● **Problem**: Will you extract the entries word for word? Images should not appear in the copy.

● **Records for the task**:
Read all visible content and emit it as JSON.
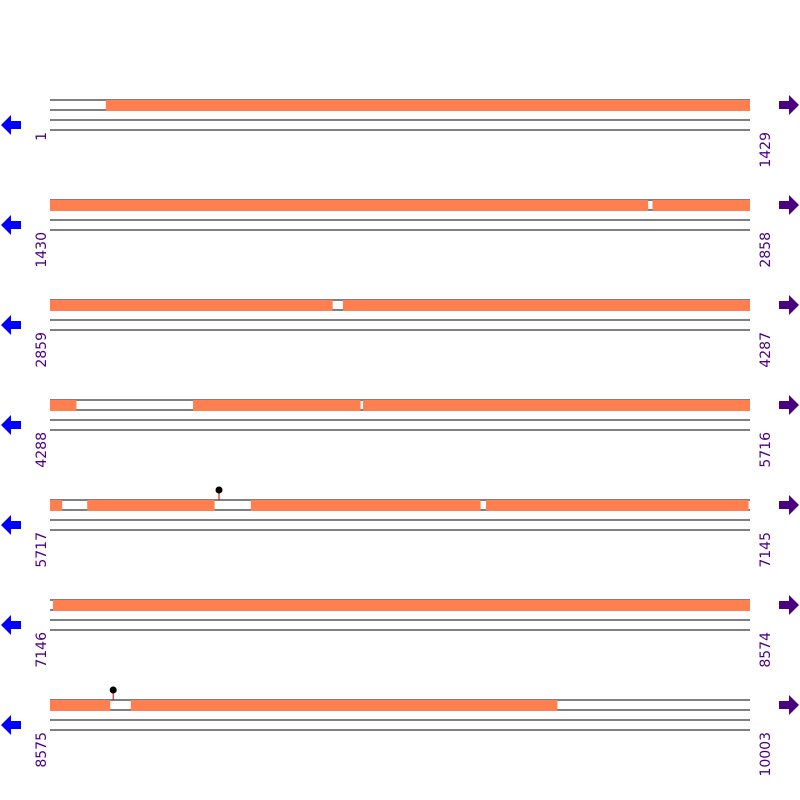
{
  "colors": {
    "feature": "#ff7f50",
    "line": "#000000",
    "label": "#4b0082",
    "left_arrow": "#0000ff",
    "right_arrow": "#4b0082",
    "lollipop_stem": "#cc0000",
    "lollipop_head": "#000000"
  },
  "icons": {
    "left": "arrow-left-icon",
    "right": "arrow-right-icon"
  },
  "rows": [
    {
      "start": "1",
      "end": "1429",
      "s": 1,
      "e": 1429,
      "features": [
        [
          115,
          1429
        ]
      ],
      "lollipops": []
    },
    {
      "start": "1430",
      "end": "2858",
      "s": 1430,
      "e": 2858,
      "features": [
        [
          1430,
          2650
        ],
        [
          2660,
          2858
        ]
      ],
      "lollipops": []
    },
    {
      "start": "2859",
      "end": "4287",
      "s": 2859,
      "e": 4287,
      "features": [
        [
          2859,
          3435
        ],
        [
          3457,
          4287
        ]
      ],
      "lollipops": []
    },
    {
      "start": "4288",
      "end": "5716",
      "s": 4288,
      "e": 5716,
      "features": [
        [
          4288,
          4341
        ],
        [
          4580,
          4921
        ],
        [
          4927,
          5716
        ]
      ],
      "lollipops": []
    },
    {
      "start": "5717",
      "end": "7145",
      "s": 5717,
      "e": 7145,
      "features": [
        [
          5717,
          5741
        ],
        [
          5793,
          6052
        ],
        [
          6127,
          6595
        ],
        [
          6607,
          7142
        ]
      ],
      "lollipops": [
        6062
      ]
    },
    {
      "start": "7146",
      "end": "8574",
      "s": 7146,
      "e": 8574,
      "features": [
        [
          7152,
          8574
        ]
      ],
      "lollipops": []
    },
    {
      "start": "8575",
      "end": "10003",
      "s": 8575,
      "e": 10003,
      "features": [
        [
          8575,
          8697
        ],
        [
          8740,
          9610
        ]
      ],
      "lollipops": [
        8704
      ]
    }
  ]
}
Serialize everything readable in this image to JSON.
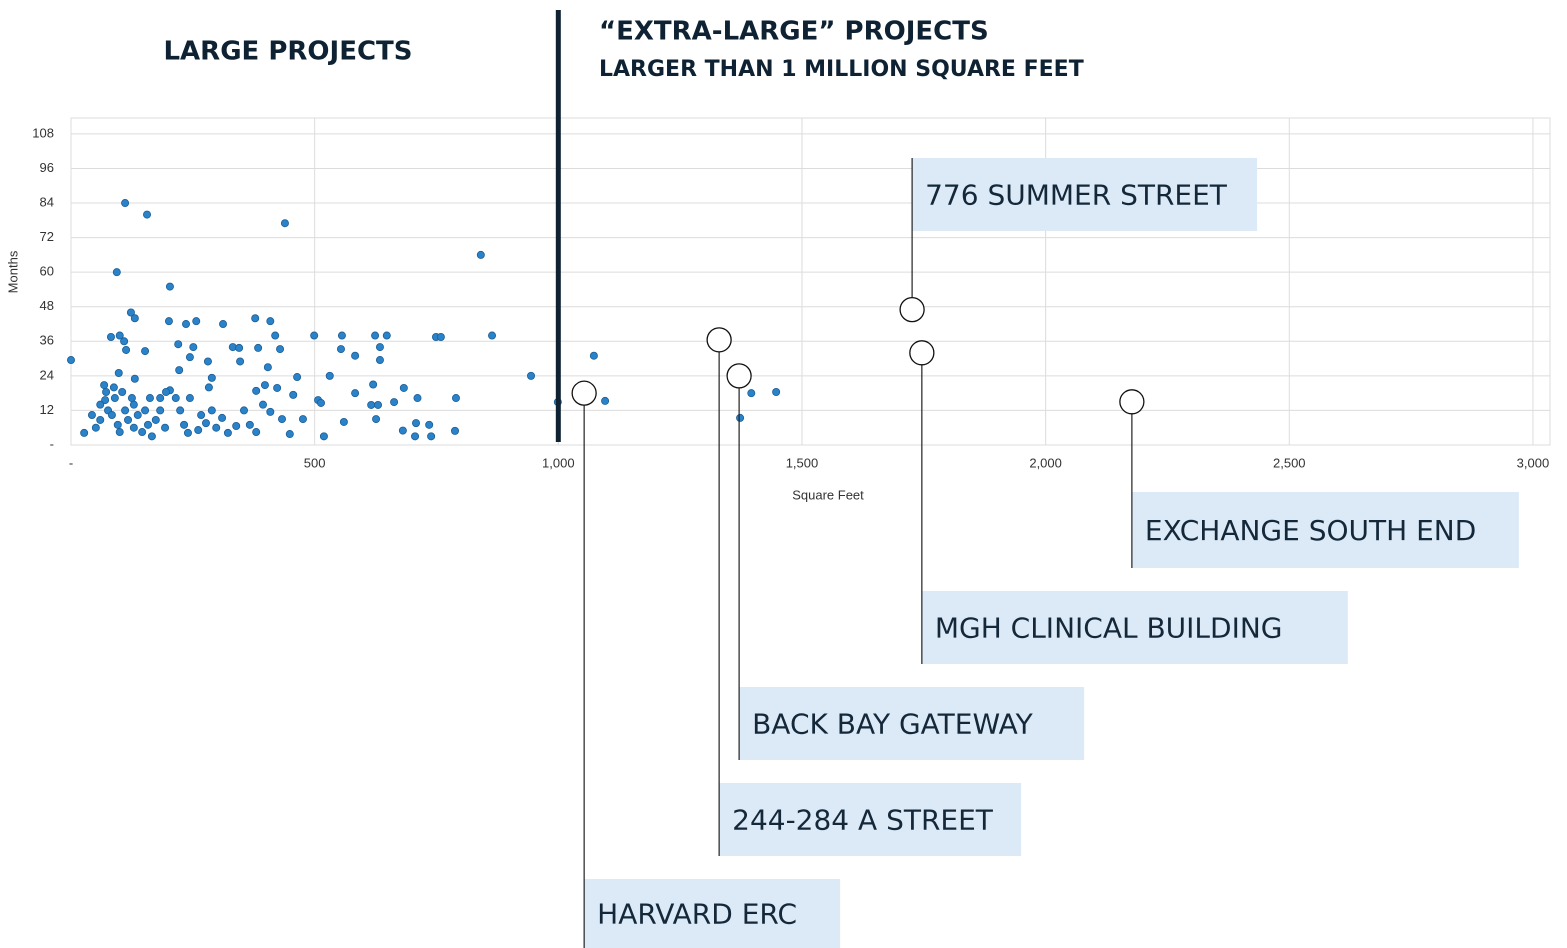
{
  "chart_data": {
    "type": "scatter",
    "title": "LARGE PROJECTS",
    "right_title": "“EXTRA-LARGE” PROJECTS",
    "right_subtitle": "LARGER THAN 1 MILLION SQUARE FEET",
    "x_label": "Square Feet",
    "y_label": "Months",
    "color": "#2a82c9",
    "grid": true,
    "xlim": [
      0,
      3035
    ],
    "ylim": [
      0,
      112
    ],
    "xticks": [
      {
        "value": 0,
        "label": "-"
      },
      500,
      {
        "value": 1000,
        "label": "1,000"
      },
      {
        "value": 1500,
        "label": "1,500"
      },
      {
        "value": 2000,
        "label": "2,000"
      },
      {
        "value": 2500,
        "label": "2,500"
      },
      {
        "value": 3000,
        "label": "3,000"
      }
    ],
    "yticks": [
      {
        "value": 0,
        "label": "-"
      },
      12,
      24,
      36,
      48,
      60,
      72,
      84,
      96,
      108
    ],
    "reference_line": 1000,
    "x": [
      0,
      111,
      156,
      439,
      94,
      203,
      841,
      123,
      131,
      257,
      201,
      236,
      312,
      378,
      409,
      419,
      499,
      556,
      624,
      648,
      749,
      759,
      864,
      82,
      100,
      109,
      113,
      152,
      220,
      251,
      332,
      345,
      384,
      429,
      554,
      634,
      583,
      634,
      244,
      281,
      347,
      404,
      222,
      1073,
      944,
      98,
      131,
      531,
      464,
      289,
      283,
      398,
      423,
      620,
      683,
      711,
      790,
      583,
      380,
      456,
      507,
      513,
      616,
      630,
      663,
      626,
      560,
      476,
      433,
      708,
      735,
      706,
      739,
      681,
      788,
      519,
      449,
      999,
      1096,
      1396,
      1447,
      1373,
      27,
      51,
      60,
      70,
      60,
      76,
      84,
      90,
      96,
      100,
      111,
      117,
      125,
      129,
      137,
      146,
      152,
      158,
      166,
      174,
      183,
      193,
      203,
      215,
      224,
      232,
      240,
      244,
      261,
      267,
      277,
      289,
      298,
      310,
      322,
      339,
      355,
      367,
      380,
      394,
      409,
      43,
      72,
      88,
      68,
      105,
      162,
      183,
      195,
      129
    ],
    "values": [
      29.5,
      84,
      80,
      77,
      60,
      55,
      66,
      46,
      44,
      43,
      43,
      42,
      42,
      44,
      43,
      38,
      38,
      38,
      38,
      38,
      37.5,
      37.5,
      38,
      37.5,
      38,
      36,
      33,
      32.6,
      35,
      34,
      34,
      33.7,
      33.7,
      33.3,
      33.3,
      34,
      31,
      29.5,
      30.5,
      29,
      29,
      27,
      26,
      31,
      24,
      25,
      23,
      24,
      23.6,
      23.3,
      20,
      20.8,
      19.8,
      21,
      19.8,
      16.3,
      16.3,
      18,
      18.8,
      17.4,
      15.6,
      14.6,
      13.9,
      13.9,
      14.9,
      9,
      8,
      9,
      9,
      7.6,
      7,
      3,
      3,
      5,
      4.9,
      3,
      3.8,
      14.9,
      15.3,
      18,
      18.4,
      9.4,
      4.2,
      6,
      8.7,
      15.6,
      14,
      12,
      10.4,
      16.3,
      7,
      4.5,
      12,
      8.7,
      16.3,
      6,
      10.4,
      4.5,
      12,
      7,
      3,
      8.7,
      12,
      6,
      19,
      16.3,
      12,
      7,
      4.2,
      16.3,
      5.2,
      10.4,
      7.6,
      12,
      6,
      9.4,
      4.2,
      6.6,
      12,
      7,
      4.5,
      14,
      11.5,
      10.4,
      18.4,
      20,
      20.8,
      18.4,
      16.3,
      16.3,
      18.4,
      14
    ],
    "highlights": [
      {
        "label": "776 SUMMER STREET",
        "x": 1726,
        "y": 47
      },
      {
        "label": "EXCHANGE SOUTH END",
        "x": 2177,
        "y": 15
      },
      {
        "label": "MGH CLINICAL BUILDING",
        "x": 1746,
        "y": 32
      },
      {
        "label": "BACK BAY GATEWAY",
        "x": 1371,
        "y": 24
      },
      {
        "label": "244-284 A STREET",
        "x": 1330,
        "y": 36.5
      },
      {
        "label": "HARVARD ERC",
        "x": 1053,
        "y": 18
      }
    ]
  }
}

● **Reply**:
Read all visible content and emit it as JSON.
{
  "colors": {
    "feature": "#ff7f50",
    "line": "#000000",
    "label": "#4b0082",
    "left_arrow": "#0000ff",
    "right_arrow": "#4b0082",
    "lollipop_stem": "#cc0000",
    "lollipop_head": "#000000"
  },
  "icons": {
    "left": "arrow-left-icon",
    "right": "arrow-right-icon"
  },
  "rows": [
    {
      "start": "1",
      "end": "1429",
      "s": 1,
      "e": 1429,
      "features": [
        [
          115,
          1429
        ]
      ],
      "lollipops": []
    },
    {
      "start": "1430",
      "end": "2858",
      "s": 1430,
      "e": 2858,
      "features": [
        [
          1430,
          2650
        ],
        [
          2660,
          2858
        ]
      ],
      "lollipops": []
    },
    {
      "start": "2859",
      "end": "4287",
      "s": 2859,
      "e": 4287,
      "features": [
        [
          2859,
          3435
        ],
        [
          3457,
          4287
        ]
      ],
      "lollipops": []
    },
    {
      "start": "4288",
      "end": "5716",
      "s": 4288,
      "e": 5716,
      "features": [
        [
          4288,
          4341
        ],
        [
          4580,
          4921
        ],
        [
          4927,
          5716
        ]
      ],
      "lollipops": []
    },
    {
      "start": "5717",
      "end": "7145",
      "s": 5717,
      "e": 7145,
      "features": [
        [
          5717,
          5741
        ],
        [
          5793,
          6052
        ],
        [
          6127,
          6595
        ],
        [
          6607,
          7142
        ]
      ],
      "lollipops": [
        6062
      ]
    },
    {
      "start": "7146",
      "end": "8574",
      "s": 7146,
      "e": 8574,
      "features": [
        [
          7152,
          8574
        ]
      ],
      "lollipops": []
    },
    {
      "start": "8575",
      "end": "10003",
      "s": 8575,
      "e": 10003,
      "features": [
        [
          8575,
          8697
        ],
        [
          8740,
          9610
        ]
      ],
      "lollipops": [
        8704
      ]
    }
  ]
}
Serialize everything readable in this image to JSON.
{
  "chart_data": {
    "type": "scatter",
    "title": "LARGE PROJECTS",
    "right_title": "“EXTRA-LARGE” PROJECTS",
    "right_subtitle": "LARGER THAN 1 MILLION SQUARE FEET",
    "x_label": "Square Feet",
    "y_label": "Months",
    "color": "#2a82c9",
    "grid": true,
    "xlim": [
      0,
      3035
    ],
    "ylim": [
      0,
      112
    ],
    "xticks": [
      {
        "value": 0,
        "label": "-"
      },
      500,
      {
        "value": 1000,
        "label": "1,000"
      },
      {
        "value": 1500,
        "label": "1,500"
      },
      {
        "value": 2000,
        "label": "2,000"
      },
      {
        "value": 2500,
        "label": "2,500"
      },
      {
        "value": 3000,
        "label": "3,000"
      }
    ],
    "yticks": [
      {
        "value": 0,
        "label": "-"
      },
      12,
      24,
      36,
      48,
      60,
      72,
      84,
      96,
      108
    ],
    "reference_line": 1000,
    "x": [
      0,
      111,
      156,
      439,
      94,
      203,
      841,
      123,
      131,
      257,
      201,
      236,
      312,
      378,
      409,
      419,
      499,
      556,
      624,
      648,
      749,
      759,
      864,
      82,
      100,
      109,
      113,
      152,
      220,
      251,
      332,
      345,
      384,
      429,
      554,
      634,
      583,
      634,
      244,
      281,
      347,
      404,
      222,
      1073,
      944,
      98,
      131,
      531,
      464,
      289,
      283,
      398,
      423,
      620,
      683,
      711,
      790,
      583,
      380,
      456,
      507,
      513,
      616,
      630,
      663,
      626,
      560,
      476,
      433,
      708,
      735,
      706,
      739,
      681,
      788,
      519,
      449,
      999,
      1096,
      1396,
      1447,
      1373,
      27,
      51,
      60,
      70,
      60,
      76,
      84,
      90,
      96,
      100,
      111,
      117,
      125,
      129,
      137,
      146,
      152,
      158,
      166,
      174,
      183,
      193,
      203,
      215,
      224,
      232,
      240,
      244,
      261,
      267,
      277,
      289,
      298,
      310,
      322,
      339,
      355,
      367,
      380,
      394,
      409,
      43,
      72,
      88,
      68,
      105,
      162,
      183,
      195,
      129
    ],
    "values": [
      29.5,
      84,
      80,
      77,
      60,
      55,
      66,
      46,
      44,
      43,
      43,
      42,
      42,
      44,
      43,
      38,
      38,
      38,
      38,
      38,
      37.5,
      37.5,
      38,
      37.5,
      38,
      36,
      33,
      32.6,
      35,
      34,
      34,
      33.7,
      33.7,
      33.3,
      33.3,
      34,
      31,
      29.5,
      30.5,
      29,
      29,
      27,
      26,
      31,
      24,
      25,
      23,
      24,
      23.6,
      23.3,
      20,
      20.8,
      19.8,
      21,
      19.8,
      16.3,
      16.3,
      18,
      18.8,
      17.4,
      15.6,
      14.6,
      13.9,
      13.9,
      14.9,
      9,
      8,
      9,
      9,
      7.6,
      7,
      3,
      3,
      5,
      4.9,
      3,
      3.8,
      14.9,
      15.3,
      18,
      18.4,
      9.4,
      4.2,
      6,
      8.7,
      15.6,
      14,
      12,
      10.4,
      16.3,
      7,
      4.5,
      12,
      8.7,
      16.3,
      6,
      10.4,
      4.5,
      12,
      7,
      3,
      8.7,
      12,
      6,
      19,
      16.3,
      12,
      7,
      4.2,
      16.3,
      5.2,
      10.4,
      7.6,
      12,
      6,
      9.4,
      4.2,
      6.6,
      12,
      7,
      4.5,
      14,
      11.5,
      10.4,
      18.4,
      20,
      20.8,
      18.4,
      16.3,
      16.3,
      18.4,
      14
    ],
    "highlights": [
      {
        "label": "776 SUMMER STREET",
        "x": 1726,
        "y": 47
      },
      {
        "label": "EXCHANGE SOUTH END",
        "x": 2177,
        "y": 15
      },
      {
        "label": "MGH CLINICAL BUILDING",
        "x": 1746,
        "y": 32
      },
      {
        "label": "BACK BAY GATEWAY",
        "x": 1371,
        "y": 24
      },
      {
        "label": "244-284 A STREET",
        "x": 1330,
        "y": 36.5
      },
      {
        "label": "HARVARD ERC",
        "x": 1053,
        "y": 18
      }
    ]
  }
}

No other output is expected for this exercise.